■ OBJECTIVE ■
Copy out, word for word, the lines of the data that run from the line with "header-divider: [15, 84, 451, 85]" up to and including the line with "allowance-name-link[interactable]: Inhabitant Tax".
-------------------------
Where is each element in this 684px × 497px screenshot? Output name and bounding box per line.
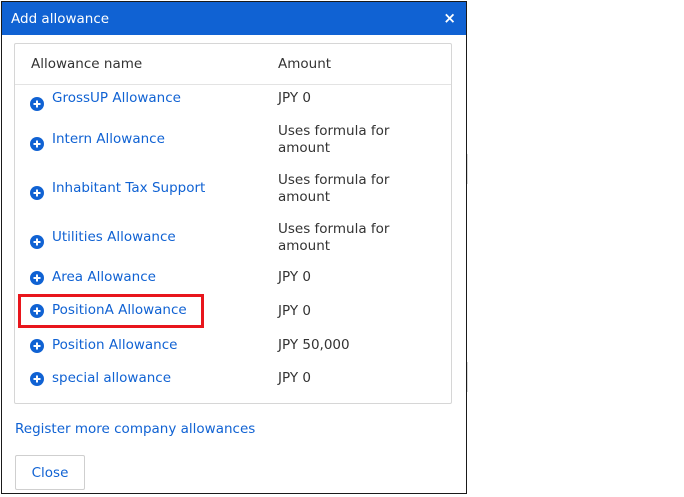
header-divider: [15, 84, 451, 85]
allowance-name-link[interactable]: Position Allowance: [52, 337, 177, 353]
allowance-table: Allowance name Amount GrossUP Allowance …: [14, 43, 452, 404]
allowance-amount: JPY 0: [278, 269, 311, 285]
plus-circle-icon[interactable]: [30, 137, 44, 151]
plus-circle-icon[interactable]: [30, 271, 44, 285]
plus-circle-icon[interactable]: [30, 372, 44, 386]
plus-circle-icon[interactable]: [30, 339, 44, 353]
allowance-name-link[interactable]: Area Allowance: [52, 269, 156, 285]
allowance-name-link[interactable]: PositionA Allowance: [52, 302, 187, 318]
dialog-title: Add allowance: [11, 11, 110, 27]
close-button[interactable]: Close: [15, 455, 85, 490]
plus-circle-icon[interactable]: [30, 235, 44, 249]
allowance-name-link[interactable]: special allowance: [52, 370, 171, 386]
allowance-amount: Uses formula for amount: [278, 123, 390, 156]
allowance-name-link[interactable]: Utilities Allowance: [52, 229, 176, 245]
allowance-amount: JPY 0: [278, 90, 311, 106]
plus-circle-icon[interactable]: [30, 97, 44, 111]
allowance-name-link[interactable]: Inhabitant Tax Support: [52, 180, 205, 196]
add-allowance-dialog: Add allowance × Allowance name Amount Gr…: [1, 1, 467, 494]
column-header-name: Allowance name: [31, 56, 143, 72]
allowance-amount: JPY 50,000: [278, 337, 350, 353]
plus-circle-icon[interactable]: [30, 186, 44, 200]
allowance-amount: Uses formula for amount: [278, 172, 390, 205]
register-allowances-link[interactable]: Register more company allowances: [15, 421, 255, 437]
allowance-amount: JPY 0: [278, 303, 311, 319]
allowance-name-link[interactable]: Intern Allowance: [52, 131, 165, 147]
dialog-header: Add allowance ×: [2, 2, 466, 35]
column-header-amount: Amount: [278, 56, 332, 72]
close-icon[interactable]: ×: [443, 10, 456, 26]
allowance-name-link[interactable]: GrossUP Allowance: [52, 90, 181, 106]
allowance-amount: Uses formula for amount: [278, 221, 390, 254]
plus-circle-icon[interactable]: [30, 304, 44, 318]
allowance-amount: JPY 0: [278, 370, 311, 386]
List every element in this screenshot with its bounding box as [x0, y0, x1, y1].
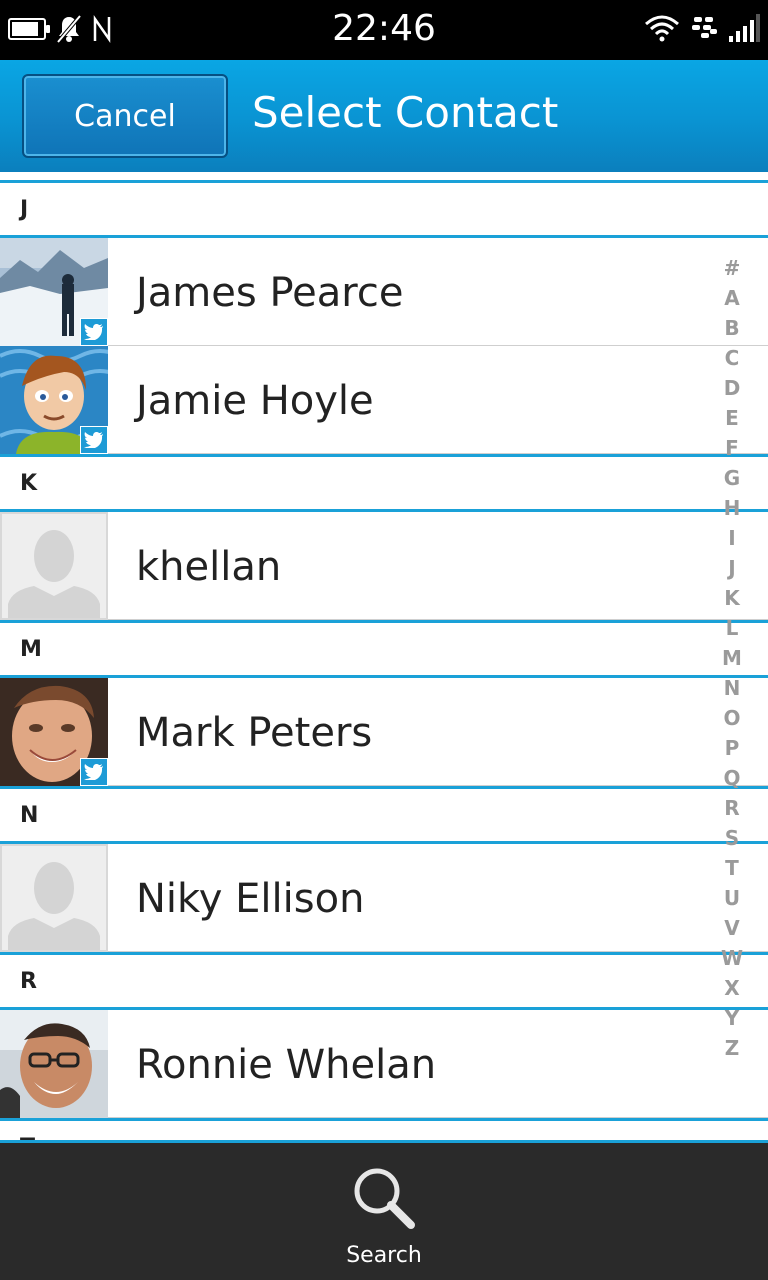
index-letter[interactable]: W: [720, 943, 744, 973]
-------------------------
■ ANSWER BELOW ■
header-divider: [15, 84, 451, 85]
allowance-name-link[interactable]: Position Allowance: [52, 337, 177, 353]
allowance-table: Allowance name Amount GrossUP Allowance …: [14, 43, 452, 404]
allowance-amount: JPY 0: [278, 269, 311, 285]
plus-circle-icon[interactable]: [30, 137, 44, 151]
plus-circle-icon[interactable]: [30, 271, 44, 285]
plus-circle-icon[interactable]: [30, 372, 44, 386]
plus-circle-icon[interactable]: [30, 339, 44, 353]
allowance-name-link[interactable]: Area Allowance: [52, 269, 156, 285]
allowance-name-link[interactable]: PositionA Allowance: [52, 302, 187, 318]
dialog-title: Add allowance: [11, 11, 110, 27]
close-button[interactable]: Close: [15, 455, 85, 490]
plus-circle-icon[interactable]: [30, 235, 44, 249]
allowance-name-link[interactable]: special allowance: [52, 370, 171, 386]
allowance-amount: Uses formula for amount: [278, 123, 390, 156]
allowance-name-link[interactable]: Utilities Allowance: [52, 229, 176, 245]
allowance-amount: JPY 0: [278, 90, 311, 106]
plus-circle-icon[interactable]: [30, 97, 44, 111]
allowance-name-link[interactable]: Inhabitant Tax Support: [52, 180, 205, 196]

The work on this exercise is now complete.